REQUEST: From the entries below, copy every line holding the word "abord".

[Stored data]
------------------------------------
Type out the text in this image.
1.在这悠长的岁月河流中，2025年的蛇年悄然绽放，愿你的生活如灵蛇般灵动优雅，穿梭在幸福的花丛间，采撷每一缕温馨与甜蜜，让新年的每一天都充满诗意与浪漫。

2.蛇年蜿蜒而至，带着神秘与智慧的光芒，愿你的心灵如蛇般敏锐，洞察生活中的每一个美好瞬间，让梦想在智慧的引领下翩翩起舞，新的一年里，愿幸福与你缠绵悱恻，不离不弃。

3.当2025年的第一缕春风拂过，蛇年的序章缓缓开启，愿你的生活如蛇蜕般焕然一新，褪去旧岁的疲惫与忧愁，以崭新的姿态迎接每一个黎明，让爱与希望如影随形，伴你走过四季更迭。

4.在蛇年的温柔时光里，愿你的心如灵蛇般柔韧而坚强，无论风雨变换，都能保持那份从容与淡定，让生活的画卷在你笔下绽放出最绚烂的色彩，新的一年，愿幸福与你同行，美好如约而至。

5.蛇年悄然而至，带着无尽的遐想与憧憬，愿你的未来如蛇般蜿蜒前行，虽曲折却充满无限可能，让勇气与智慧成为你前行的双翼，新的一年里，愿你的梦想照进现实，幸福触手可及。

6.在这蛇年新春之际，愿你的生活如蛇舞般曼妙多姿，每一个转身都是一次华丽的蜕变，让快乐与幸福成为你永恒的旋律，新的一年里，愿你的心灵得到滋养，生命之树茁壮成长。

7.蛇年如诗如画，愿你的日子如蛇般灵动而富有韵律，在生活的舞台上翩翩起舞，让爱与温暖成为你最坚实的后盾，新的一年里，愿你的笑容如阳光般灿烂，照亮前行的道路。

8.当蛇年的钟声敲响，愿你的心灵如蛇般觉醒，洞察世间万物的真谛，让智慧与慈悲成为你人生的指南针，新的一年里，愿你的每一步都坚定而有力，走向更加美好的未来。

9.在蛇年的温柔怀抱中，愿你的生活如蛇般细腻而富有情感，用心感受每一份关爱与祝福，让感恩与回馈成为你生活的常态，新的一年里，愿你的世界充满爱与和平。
------------------------------------
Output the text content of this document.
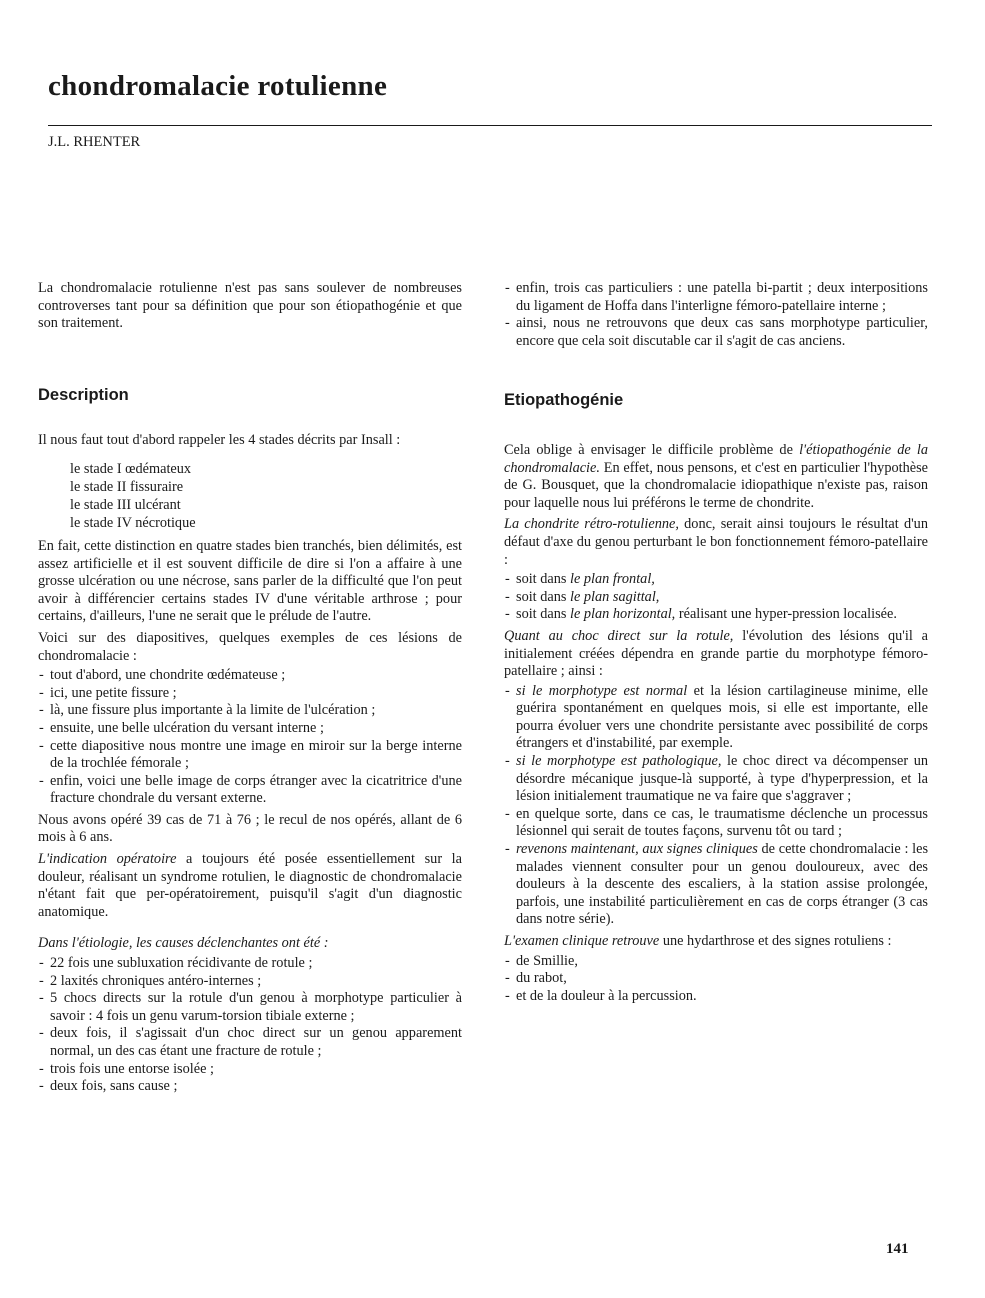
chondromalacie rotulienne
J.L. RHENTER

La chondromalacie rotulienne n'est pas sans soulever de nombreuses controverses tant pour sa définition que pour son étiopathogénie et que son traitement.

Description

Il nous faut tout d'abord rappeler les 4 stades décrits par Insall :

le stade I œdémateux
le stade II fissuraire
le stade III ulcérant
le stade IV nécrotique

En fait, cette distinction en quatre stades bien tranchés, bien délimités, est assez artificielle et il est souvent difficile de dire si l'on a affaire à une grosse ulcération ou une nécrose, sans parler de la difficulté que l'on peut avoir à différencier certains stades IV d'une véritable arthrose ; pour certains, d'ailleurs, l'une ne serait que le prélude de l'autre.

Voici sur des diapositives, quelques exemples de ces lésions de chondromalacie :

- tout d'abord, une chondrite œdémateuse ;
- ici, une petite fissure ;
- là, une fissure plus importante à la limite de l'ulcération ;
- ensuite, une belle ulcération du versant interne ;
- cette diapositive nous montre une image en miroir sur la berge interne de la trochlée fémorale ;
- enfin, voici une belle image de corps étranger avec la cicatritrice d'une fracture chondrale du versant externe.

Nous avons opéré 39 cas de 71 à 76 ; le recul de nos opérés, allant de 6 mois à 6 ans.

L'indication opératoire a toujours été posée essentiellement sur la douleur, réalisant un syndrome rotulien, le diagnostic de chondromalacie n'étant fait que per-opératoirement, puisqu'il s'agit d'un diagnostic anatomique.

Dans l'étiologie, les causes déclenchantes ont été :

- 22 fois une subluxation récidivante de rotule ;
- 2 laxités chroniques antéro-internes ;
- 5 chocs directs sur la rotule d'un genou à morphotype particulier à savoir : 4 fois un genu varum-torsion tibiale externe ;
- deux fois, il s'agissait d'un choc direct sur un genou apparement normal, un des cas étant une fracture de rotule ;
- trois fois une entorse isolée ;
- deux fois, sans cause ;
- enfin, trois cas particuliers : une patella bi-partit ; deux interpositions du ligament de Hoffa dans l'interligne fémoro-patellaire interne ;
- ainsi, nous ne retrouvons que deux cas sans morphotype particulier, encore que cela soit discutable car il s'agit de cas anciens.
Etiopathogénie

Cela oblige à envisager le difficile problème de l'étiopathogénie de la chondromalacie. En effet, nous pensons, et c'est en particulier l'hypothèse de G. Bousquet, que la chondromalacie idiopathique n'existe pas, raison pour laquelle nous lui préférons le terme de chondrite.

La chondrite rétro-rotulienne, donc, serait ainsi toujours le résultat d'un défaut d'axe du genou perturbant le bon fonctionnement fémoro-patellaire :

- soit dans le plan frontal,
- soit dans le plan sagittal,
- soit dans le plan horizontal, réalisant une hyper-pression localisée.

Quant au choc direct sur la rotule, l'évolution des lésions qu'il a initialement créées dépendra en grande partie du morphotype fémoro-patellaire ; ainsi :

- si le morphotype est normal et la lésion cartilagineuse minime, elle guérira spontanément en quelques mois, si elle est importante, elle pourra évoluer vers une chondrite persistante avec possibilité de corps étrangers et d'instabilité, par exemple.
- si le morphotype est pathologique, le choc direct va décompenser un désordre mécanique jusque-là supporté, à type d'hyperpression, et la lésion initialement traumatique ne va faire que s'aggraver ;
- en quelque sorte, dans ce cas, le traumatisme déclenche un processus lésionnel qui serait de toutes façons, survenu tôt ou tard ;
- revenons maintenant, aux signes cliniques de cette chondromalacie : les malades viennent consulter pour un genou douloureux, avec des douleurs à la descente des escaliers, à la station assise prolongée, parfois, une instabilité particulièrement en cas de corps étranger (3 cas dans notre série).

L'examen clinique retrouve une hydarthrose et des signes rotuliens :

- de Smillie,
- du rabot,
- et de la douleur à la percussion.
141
------------------------------------
THE ANSWER:
Il nous faut tout d'abord rappeler les 4 stades décrits par Insall :
- tout d'abord, une chondrite œdémateuse ;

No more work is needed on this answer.